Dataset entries
====

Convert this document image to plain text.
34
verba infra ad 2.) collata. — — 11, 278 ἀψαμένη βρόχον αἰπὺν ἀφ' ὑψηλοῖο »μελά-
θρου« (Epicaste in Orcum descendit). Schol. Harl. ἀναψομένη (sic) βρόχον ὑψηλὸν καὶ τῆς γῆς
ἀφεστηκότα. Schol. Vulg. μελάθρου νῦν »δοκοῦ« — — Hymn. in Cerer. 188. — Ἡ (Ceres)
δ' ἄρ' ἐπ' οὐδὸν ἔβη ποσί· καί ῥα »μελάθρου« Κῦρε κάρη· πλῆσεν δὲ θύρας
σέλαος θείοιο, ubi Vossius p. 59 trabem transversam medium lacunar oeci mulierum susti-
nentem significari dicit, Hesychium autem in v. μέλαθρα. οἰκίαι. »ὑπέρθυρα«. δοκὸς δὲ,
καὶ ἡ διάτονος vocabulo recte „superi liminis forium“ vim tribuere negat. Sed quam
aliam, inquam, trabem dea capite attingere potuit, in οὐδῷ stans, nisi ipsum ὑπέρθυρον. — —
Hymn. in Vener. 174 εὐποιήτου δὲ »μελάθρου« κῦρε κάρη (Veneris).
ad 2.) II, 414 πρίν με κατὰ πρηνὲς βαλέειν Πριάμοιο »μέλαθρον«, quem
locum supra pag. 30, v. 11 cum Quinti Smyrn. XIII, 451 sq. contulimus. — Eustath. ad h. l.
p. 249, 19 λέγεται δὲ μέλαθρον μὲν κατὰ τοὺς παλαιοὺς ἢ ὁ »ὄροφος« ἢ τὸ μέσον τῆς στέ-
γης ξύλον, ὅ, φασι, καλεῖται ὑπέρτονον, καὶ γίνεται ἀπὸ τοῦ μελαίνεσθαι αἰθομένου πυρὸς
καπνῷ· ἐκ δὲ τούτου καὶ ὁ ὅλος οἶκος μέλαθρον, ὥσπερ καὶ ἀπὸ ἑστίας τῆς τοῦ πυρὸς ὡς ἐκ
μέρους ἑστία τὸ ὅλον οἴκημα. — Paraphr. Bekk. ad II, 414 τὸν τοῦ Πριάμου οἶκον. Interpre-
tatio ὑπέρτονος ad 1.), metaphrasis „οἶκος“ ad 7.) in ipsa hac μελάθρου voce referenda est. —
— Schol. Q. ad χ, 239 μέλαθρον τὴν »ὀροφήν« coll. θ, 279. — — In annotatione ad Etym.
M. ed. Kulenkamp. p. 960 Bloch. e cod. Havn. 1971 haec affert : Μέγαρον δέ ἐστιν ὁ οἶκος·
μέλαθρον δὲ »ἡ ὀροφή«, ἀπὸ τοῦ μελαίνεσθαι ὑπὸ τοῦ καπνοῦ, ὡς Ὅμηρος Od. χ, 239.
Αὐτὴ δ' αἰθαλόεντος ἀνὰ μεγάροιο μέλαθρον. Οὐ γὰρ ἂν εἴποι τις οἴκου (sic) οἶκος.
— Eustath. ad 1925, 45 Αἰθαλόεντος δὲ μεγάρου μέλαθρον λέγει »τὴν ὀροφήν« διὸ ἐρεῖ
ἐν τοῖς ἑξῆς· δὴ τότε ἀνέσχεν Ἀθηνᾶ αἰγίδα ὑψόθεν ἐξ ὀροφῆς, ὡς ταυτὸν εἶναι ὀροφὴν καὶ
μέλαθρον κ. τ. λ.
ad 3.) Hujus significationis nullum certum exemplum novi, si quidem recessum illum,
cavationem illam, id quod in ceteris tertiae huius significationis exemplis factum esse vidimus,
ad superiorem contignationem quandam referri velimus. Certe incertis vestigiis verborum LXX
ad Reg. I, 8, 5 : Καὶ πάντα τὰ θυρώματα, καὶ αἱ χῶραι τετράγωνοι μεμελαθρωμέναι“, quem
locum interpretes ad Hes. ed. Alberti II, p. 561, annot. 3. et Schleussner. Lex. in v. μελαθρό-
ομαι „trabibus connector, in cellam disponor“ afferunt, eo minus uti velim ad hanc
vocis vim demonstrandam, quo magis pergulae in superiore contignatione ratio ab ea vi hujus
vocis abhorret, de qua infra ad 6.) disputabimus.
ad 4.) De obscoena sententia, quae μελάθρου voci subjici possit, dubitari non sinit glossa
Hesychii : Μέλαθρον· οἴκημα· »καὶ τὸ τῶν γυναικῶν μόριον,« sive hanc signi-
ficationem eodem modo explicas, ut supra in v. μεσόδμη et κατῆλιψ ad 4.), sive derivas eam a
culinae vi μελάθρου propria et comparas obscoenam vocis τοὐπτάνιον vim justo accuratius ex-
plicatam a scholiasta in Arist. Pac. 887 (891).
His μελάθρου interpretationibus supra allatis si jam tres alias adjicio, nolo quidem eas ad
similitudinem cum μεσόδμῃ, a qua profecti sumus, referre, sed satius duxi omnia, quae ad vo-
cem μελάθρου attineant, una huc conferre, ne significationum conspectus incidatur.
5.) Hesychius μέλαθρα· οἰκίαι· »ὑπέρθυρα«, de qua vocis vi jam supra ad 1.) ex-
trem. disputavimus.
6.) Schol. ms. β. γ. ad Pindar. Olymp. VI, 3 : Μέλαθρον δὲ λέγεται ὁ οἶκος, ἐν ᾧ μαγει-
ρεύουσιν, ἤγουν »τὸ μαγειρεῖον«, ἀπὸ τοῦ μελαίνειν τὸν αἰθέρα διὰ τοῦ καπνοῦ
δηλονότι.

====

Stated problem:
Copy every line exactly. Leave nothing out.

Exercise output:
Convert this document image to plain text.
34
verba infra ad 2.) collata. — — 11, 278 ἀψαμένη βρόχον αἰπὺν ἀφ' ὑψηλοῖο »μελά-
θρου« (Epicaste in Orcum descendit). Schol. Harl. ἀναψομένη (sic) βρόχον ὑψηλὸν καὶ τῆς γῆς
ἀφεστηκότα. Schol. Vulg. μελάθρου νῦν »δοκοῦ« — — Hymn. in Cerer. 188. — Ἡ (Ceres)
δ' ἄρ' ἐπ' οὐδὸν ἔβη ποσί· καί ῥα »μελάθρου« Κῦρε κάρη· πλῆσεν δὲ θύρας
σέλαος θείοιο, ubi Vossius p. 59 trabem transversam medium lacunar oeci mulierum susti-
nentem significari dicit, Hesychium autem in v. μέλαθρα. οἰκίαι. »ὑπέρθυρα«. δοκὸς δὲ,
καὶ ἡ διάτονος vocabulo recte „superi liminis forium“ vim tribuere negat. Sed quam
aliam, inquam, trabem dea capite attingere potuit, in οὐδῷ stans, nisi ipsum ὑπέρθυρον. — —
Hymn. in Vener. 174 εὐποιήτου δὲ »μελάθρου« κῦρε κάρη (Veneris).
ad 2.) II, 414 πρίν με κατὰ πρηνὲς βαλέειν Πριάμοιο »μέλαθρον«, quem
locum supra pag. 30, v. 11 cum Quinti Smyrn. XIII, 451 sq. contulimus. — Eustath. ad h. l.
p. 249, 19 λέγεται δὲ μέλαθρον μὲν κατὰ τοὺς παλαιοὺς ἢ ὁ »ὄροφος« ἢ τὸ μέσον τῆς στέ-
γης ξύλον, ὅ, φασι, καλεῖται ὑπέρτονον, καὶ γίνεται ἀπὸ τοῦ μελαίνεσθαι αἰθομένου πυρὸς
καπνῷ· ἐκ δὲ τούτου καὶ ὁ ὅλος οἶκος μέλαθρον, ὥσπερ καὶ ἀπὸ ἑστίας τῆς τοῦ πυρὸς ὡς ἐκ
μέρους ἑστία τὸ ὅλον οἴκημα. — Paraphr. Bekk. ad II, 414 τὸν τοῦ Πριάμου οἶκον. Interpre-
tatio ὑπέρτονος ad 1.), metaphrasis „οἶκος“ ad 7.) in ipsa hac μελάθρου voce referenda est. —
— Schol. Q. ad χ, 239 μέλαθρον τὴν »ὀροφήν« coll. θ, 279. — — In annotatione ad Etym.
M. ed. Kulenkamp. p. 960 Bloch. e cod. Havn. 1971 haec affert : Μέγαρον δέ ἐστιν ὁ οἶκος·
μέλαθρον δὲ »ἡ ὀροφή«, ἀπὸ τοῦ μελαίνεσθαι ὑπὸ τοῦ καπνοῦ, ὡς Ὅμηρος Od. χ, 239.
Αὐτὴ δ' αἰθαλόεντος ἀνὰ μεγάροιο μέλαθρον. Οὐ γὰρ ἂν εἴποι τις οἴκου (sic) οἶκος.
— Eustath. ad 1925, 45 Αἰθαλόεντος δὲ μεγάρου μέλαθρον λέγει »τὴν ὀροφήν« διὸ ἐρεῖ
ἐν τοῖς ἑξῆς· δὴ τότε ἀνέσχεν Ἀθηνᾶ αἰγίδα ὑψόθεν ἐξ ὀροφῆς, ὡς ταυτὸν εἶναι ὀροφὴν καὶ
μέλαθρον κ. τ. λ.
ad 3.) Hujus significationis nullum certum exemplum novi, si quidem recessum illum,
cavationem illam, id quod in ceteris tertiae huius significationis exemplis factum esse vidimus,
ad superiorem contignationem quandam referri velimus. Certe incertis vestigiis verborum LXX
ad Reg. I, 8, 5 : Καὶ πάντα τὰ θυρώματα, καὶ αἱ χῶραι τετράγωνοι μεμελαθρωμέναι“, quem
locum interpretes ad Hes. ed. Alberti II, p. 561, annot. 3. et Schleussner. Lex. in v. μελαθρό-
ομαι „trabibus connector, in cellam disponor“ afferunt, eo minus uti velim ad hanc
vocis vim demonstrandam, quo magis pergulae in superiore contignatione ratio ab ea vi hujus
vocis abhorret, de qua infra ad 6.) disputabimus.
ad 4.) De obscoena sententia, quae μελάθρου voci subjici possit, dubitari non sinit glossa
Hesychii : Μέλαθρον· οἴκημα· »καὶ τὸ τῶν γυναικῶν μόριον,« sive hanc signi-
ficationem eodem modo explicas, ut supra in v. μεσόδμη et κατῆλιψ ad 4.), sive derivas eam a
culinae vi μελάθρου propria et comparas obscoenam vocis τοὐπτάνιον vim justo accuratius ex-
plicatam a scholiasta in Arist. Pac. 887 (891).
His μελάθρου interpretationibus supra allatis si jam tres alias adjicio, nolo quidem eas ad
similitudinem cum μεσόδμῃ, a qua profecti sumus, referre, sed satius duxi omnia, quae ad vo-
cem μελάθρου attineant, una huc conferre, ne significationum conspectus incidatur.
5.) Hesychius μέλαθρα· οἰκίαι· »ὑπέρθυρα«, de qua vocis vi jam supra ad 1.) ex-
trem. disputavimus.
6.) Schol. ms. β. γ. ad Pindar. Olymp. VI, 3 : Μέλαθρον δὲ λέγεται ὁ οἶκος, ἐν ᾧ μαγει-
ρεύουσιν, ἤγουν »τὸ μαγειρεῖον«, ἀπὸ τοῦ μελαίνειν τὸν αἰθέρα διὰ τοῦ καπνοῦ
δηλονότι.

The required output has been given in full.